— begin Input data —

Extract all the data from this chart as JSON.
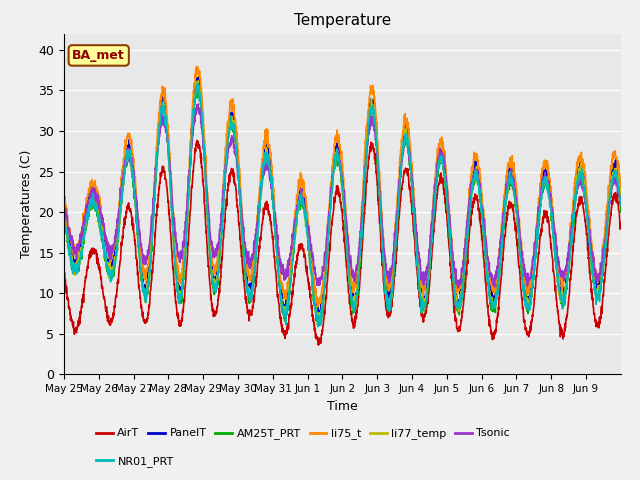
{
  "title": "Temperature",
  "ylabel": "Temperatures (C)",
  "xlabel": "Time",
  "ylim": [
    0,
    42
  ],
  "yticks": [
    0,
    5,
    10,
    15,
    20,
    25,
    30,
    35,
    40
  ],
  "annotation": "BA_met",
  "annotation_fgcolor": "#8B0000",
  "annotation_bgcolor": "#FFFF99",
  "annotation_edgecolor": "#8B4000",
  "plot_bgcolor": "#E8E8E8",
  "fig_bgcolor": "#F0F0F0",
  "series_order": [
    "AirT",
    "PanelT",
    "AM25T_PRT",
    "li75_t",
    "li77_temp",
    "Tsonic",
    "NR01_PRT"
  ],
  "series_colors": {
    "AirT": "#CC0000",
    "PanelT": "#0000CC",
    "AM25T_PRT": "#00AA00",
    "li75_t": "#FF8800",
    "li77_temp": "#BBBB00",
    "Tsonic": "#9933CC",
    "NR01_PRT": "#00BBBB"
  },
  "lw": 1.2,
  "n_days": 16,
  "ppd": 144,
  "tick_labels": [
    "May 25",
    "May 26",
    "May 27",
    "May 28",
    "May 29",
    "May 30",
    "May 31",
    "Jun 1",
    "Jun 2",
    "Jun 3",
    "Jun 4",
    "Jun 5",
    "Jun 6",
    "Jun 7",
    "Jun 8",
    "Jun 9"
  ],
  "legend_ncol_row1": 6,
  "legend_ncol_row2": 1
}
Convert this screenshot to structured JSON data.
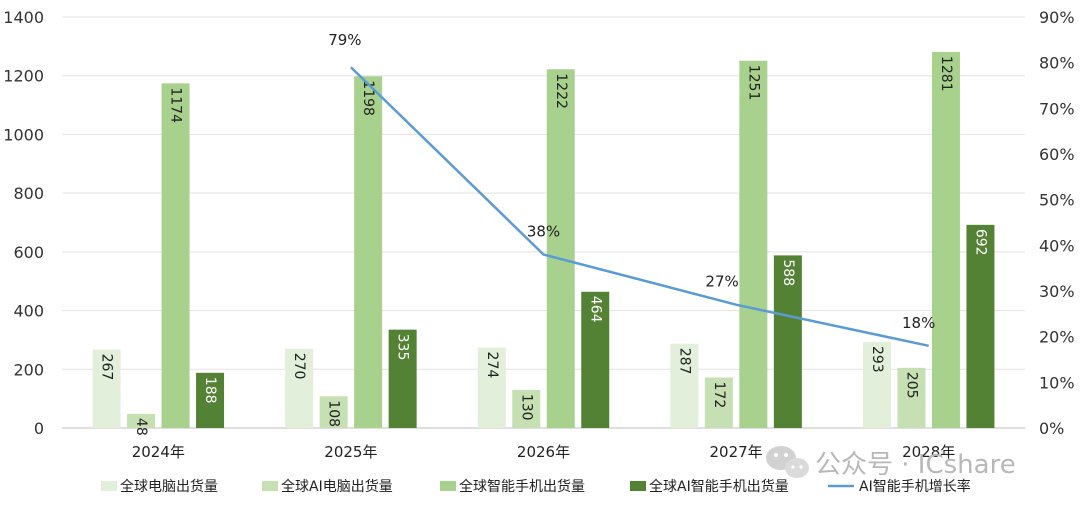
{
  "chart_data": {
    "type": "bar",
    "categories": [
      "2024年",
      "2025年",
      "2026年",
      "2027年",
      "2028年"
    ],
    "series": [
      {
        "name": "全球电脑出货量",
        "kind": "bar",
        "color": "#e2efda",
        "values": [
          267,
          270,
          274,
          287,
          293
        ]
      },
      {
        "name": "全球AI电脑出货量",
        "kind": "bar",
        "color": "#c6e0b4",
        "values": [
          48,
          108,
          130,
          172,
          205
        ]
      },
      {
        "name": "全球智能手机出货量",
        "kind": "bar",
        "color": "#a9d18e",
        "values": [
          1174,
          1198,
          1222,
          1251,
          1281
        ]
      },
      {
        "name": "全球AI智能手机出货量",
        "kind": "bar",
        "color": "#548235",
        "values": [
          188,
          335,
          464,
          588,
          692
        ]
      },
      {
        "name": "AI智能手机增长率",
        "kind": "line",
        "axis": "right",
        "color": "#5b9bd5",
        "x": [
          "2025年",
          "2026年",
          "2027年",
          "2028年"
        ],
        "values": [
          79,
          38,
          27,
          18
        ],
        "labels": [
          "79%",
          "38%",
          "27%",
          "18%"
        ]
      }
    ],
    "ylim": [
      0,
      1400
    ],
    "yticks": [
      "0",
      "200",
      "400",
      "600",
      "800",
      "1000",
      "1200",
      "1400"
    ],
    "y2lim": [
      0,
      90
    ],
    "y2ticks": [
      "0%",
      "10%",
      "20%",
      "30%",
      "40%",
      "50%",
      "60%",
      "70%",
      "80%",
      "90%"
    ],
    "grid": true,
    "legend_position": "bottom",
    "title": "",
    "xlabel": "",
    "ylabel": ""
  },
  "watermark": {
    "text": "公众号 · ICshare",
    "icon": "wechat-icon"
  }
}
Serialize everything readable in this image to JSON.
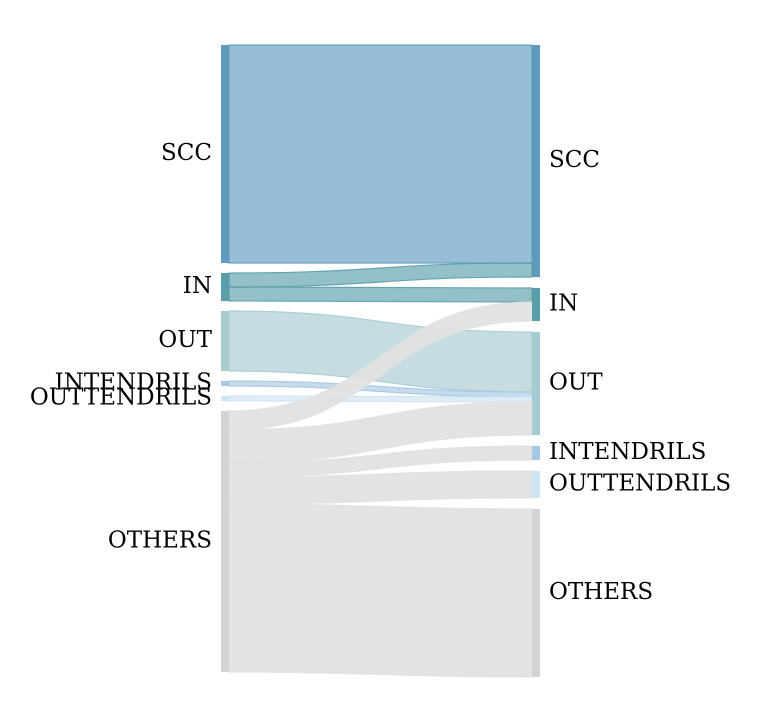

— end Input data —

§ **Given task**: Repeat each entry exactly. Pictures do not belong in the copy.

§ **Solution for this problem**:
Extract all the data from this chart as JSON.
{
  "title": "Temperature",
  "ylabel": "Temperatures (C)",
  "xlabel": "Time",
  "ylim": [
    0,
    42
  ],
  "yticks": [
    0,
    5,
    10,
    15,
    20,
    25,
    30,
    35,
    40
  ],
  "annotation": "BA_met",
  "annotation_fgcolor": "#8B0000",
  "annotation_bgcolor": "#FFFF99",
  "annotation_edgecolor": "#8B4000",
  "plot_bgcolor": "#E8E8E8",
  "fig_bgcolor": "#F0F0F0",
  "series_order": [
    "AirT",
    "PanelT",
    "AM25T_PRT",
    "li75_t",
    "li77_temp",
    "Tsonic",
    "NR01_PRT"
  ],
  "series_colors": {
    "AirT": "#CC0000",
    "PanelT": "#0000CC",
    "AM25T_PRT": "#00AA00",
    "li75_t": "#FF8800",
    "li77_temp": "#BBBB00",
    "Tsonic": "#9933CC",
    "NR01_PRT": "#00BBBB"
  },
  "lw": 1.2,
  "n_days": 16,
  "ppd": 144,
  "tick_labels": [
    "May 25",
    "May 26",
    "May 27",
    "May 28",
    "May 29",
    "May 30",
    "May 31",
    "Jun 1",
    "Jun 2",
    "Jun 3",
    "Jun 4",
    "Jun 5",
    "Jun 6",
    "Jun 7",
    "Jun 8",
    "Jun 9"
  ],
  "legend_ncol_row1": 6,
  "legend_ncol_row2": 1
}
Convert this screenshot to structured JSON data.
{
  "chart_data": {
    "type": "bar",
    "categories": [
      "2024年",
      "2025年",
      "2026年",
      "2027年",
      "2028年"
    ],
    "series": [
      {
        "name": "全球电脑出货量",
        "kind": "bar",
        "color": "#e2efda",
        "values": [
          267,
          270,
          274,
          287,
          293
        ]
      },
      {
        "name": "全球AI电脑出货量",
        "kind": "bar",
        "color": "#c6e0b4",
        "values": [
          48,
          108,
          130,
          172,
          205
        ]
      },
      {
        "name": "全球智能手机出货量",
        "kind": "bar",
        "color": "#a9d18e",
        "values": [
          1174,
          1198,
          1222,
          1251,
          1281
        ]
      },
      {
        "name": "全球AI智能手机出货量",
        "kind": "bar",
        "color": "#548235",
        "values": [
          188,
          335,
          464,
          588,
          692
        ]
      },
      {
        "name": "AI智能手机增长率",
        "kind": "line",
        "axis": "right",
        "color": "#5b9bd5",
        "x": [
          "2025年",
          "2026年",
          "2027年",
          "2028年"
        ],
        "values": [
          79,
          38,
          27,
          18
        ],
        "labels": [
          "79%",
          "38%",
          "27%",
          "18%"
        ]
      }
    ],
    "ylim": [
      0,
      1400
    ],
    "yticks": [
      "0",
      "200",
      "400",
      "600",
      "800",
      "1000",
      "1200",
      "1400"
    ],
    "y2lim": [
      0,
      90
    ],
    "y2ticks": [
      "0%",
      "10%",
      "20%",
      "30%",
      "40%",
      "50%",
      "60%",
      "70%",
      "80%",
      "90%"
    ],
    "grid": true,
    "legend_position": "bottom",
    "title": "",
    "xlabel": "",
    "ylabel": ""
  },
  "watermark": {
    "text": "公众号 · ICshare",
    "icon": "wechat-icon"
  }
}
Serialize everything readable in this image to JSON.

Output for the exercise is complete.